Stored data entries:
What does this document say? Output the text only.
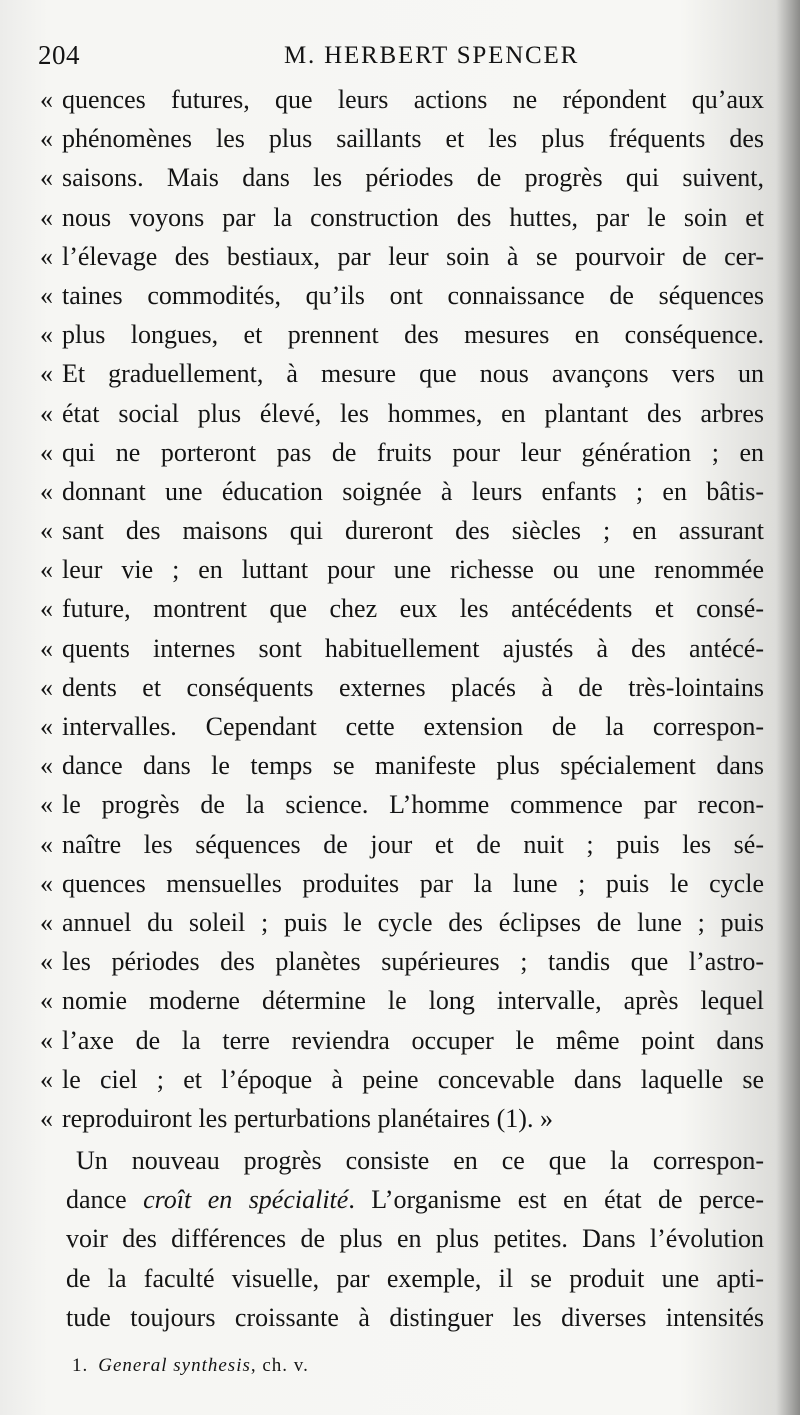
204	M. HERBERT SPENCER
« quences futures, que leurs actions ne répondent qu’aux
« phénomènes les plus saillants et les plus fréquents des
« saisons. Mais dans les périodes de progrès qui suivent,
« nous voyons par la construction des huttes, par le soin et
« l’élevage des bestiaux, par leur soin à se pourvoir de cer-
« taines commodités, qu’ils ont connaissance de séquences
« plus longues, et prennent des mesures en conséquence.
« Et graduellement, à mesure que nous avançons vers un
« état social plus élevé, les hommes, en plantant des arbres
« qui ne porteront pas de fruits pour leur génération ; en
« donnant une éducation soignée à leurs enfants ; en bâtis-
« sant des maisons qui dureront des siècles ; en assurant
« leur vie ; en luttant pour une richesse ou une renommée
« future, montrent que chez eux les antécédents et consé-
« quents internes sont habituellement ajustés à des antécé-
« dents et conséquents externes placés à de très-lointains
« intervalles. Cependant cette extension de la correspon-
« dance dans le temps se manifeste plus spécialement dans
« le progrès de la science. L’homme commence par recon-
« naître les séquences de jour et de nuit ; puis les sé-
« quences mensuelles produites par la lune ; puis le cycle
« annuel du soleil ; puis le cycle des éclipses de lune ; puis
« les périodes des planètes supérieures ; tandis que l’astro-
« nomie moderne détermine le long intervalle, après lequel
« l’axe de la terre reviendra occuper le même point dans
« le ciel ; et l’époque à peine concevable dans laquelle se
« reproduiront les perturbations planétaires (1). »
Un nouveau progrès consiste en ce que la correspon-
dance croît en spécialité. L’organisme est en état de perce-
voir des différences de plus en plus petites. Dans l’évolution
de la faculté visuelle, par exemple, il se produit une apti-
tude toujours croissante à distinguer les diverses intensités
1. General synthesis, ch. v.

WORK INSTRUCTIONS |
Across the material above, how many lines include the string "cycle"? Only the number is wanted.

TASK SOLUTION |
2